--- START OF Source material ---

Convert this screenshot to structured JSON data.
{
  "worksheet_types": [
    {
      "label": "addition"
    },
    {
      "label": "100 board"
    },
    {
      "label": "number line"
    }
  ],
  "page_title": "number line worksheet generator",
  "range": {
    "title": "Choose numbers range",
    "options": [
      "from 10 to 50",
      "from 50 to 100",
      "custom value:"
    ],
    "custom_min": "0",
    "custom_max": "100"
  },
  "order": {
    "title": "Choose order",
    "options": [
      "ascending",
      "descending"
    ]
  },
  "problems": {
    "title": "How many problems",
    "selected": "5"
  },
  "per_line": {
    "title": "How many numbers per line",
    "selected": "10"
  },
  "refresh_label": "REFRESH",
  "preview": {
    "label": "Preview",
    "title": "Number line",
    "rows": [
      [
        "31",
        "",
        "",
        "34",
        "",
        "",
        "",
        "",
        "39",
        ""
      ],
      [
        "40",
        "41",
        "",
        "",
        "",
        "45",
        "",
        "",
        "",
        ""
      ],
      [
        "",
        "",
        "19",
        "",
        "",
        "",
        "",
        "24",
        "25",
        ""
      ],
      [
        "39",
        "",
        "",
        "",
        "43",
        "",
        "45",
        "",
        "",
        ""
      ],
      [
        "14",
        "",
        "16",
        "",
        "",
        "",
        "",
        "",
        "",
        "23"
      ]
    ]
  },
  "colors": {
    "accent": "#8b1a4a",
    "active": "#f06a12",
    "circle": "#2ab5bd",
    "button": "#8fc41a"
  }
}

--- END OF Source material ---

# [Given request]
Word for word, quote all of the data above.

# [The reply]
Convert this screenshot to structured JSON data.
{
  "worksheet_types": [
    {
      "label": "addition"
    },
    {
      "label": "100 board"
    },
    {
      "label": "number line"
    }
  ],
  "page_title": "number line worksheet generator",
  "range": {
    "title": "Choose numbers range",
    "options": [
      "from 10 to 50",
      "from 50 to 100",
      "custom value:"
    ],
    "custom_min": "0",
    "custom_max": "100"
  },
  "order": {
    "title": "Choose order",
    "options": [
      "ascending",
      "descending"
    ]
  },
  "problems": {
    "title": "How many problems",
    "selected": "5"
  },
  "per_line": {
    "title": "How many numbers per line",
    "selected": "10"
  },
  "refresh_label": "REFRESH",
  "preview": {
    "label": "Preview",
    "title": "Number line",
    "rows": [
      [
        "31",
        "",
        "",
        "34",
        "",
        "",
        "",
        "",
        "39",
        ""
      ],
      [
        "40",
        "41",
        "",
        "",
        "",
        "45",
        "",
        "",
        "",
        ""
      ],
      [
        "",
        "",
        "19",
        "",
        "",
        "",
        "",
        "24",
        "25",
        ""
      ],
      [
        "39",
        "",
        "",
        "",
        "43",
        "",
        "45",
        "",
        "",
        ""
      ],
      [
        "14",
        "",
        "16",
        "",
        "",
        "",
        "",
        "",
        "",
        "23"
      ]
    ]
  },
  "colors": {
    "accent": "#8b1a4a",
    "active": "#f06a12",
    "circle": "#2ab5bd",
    "button": "#8fc41a"
  }
}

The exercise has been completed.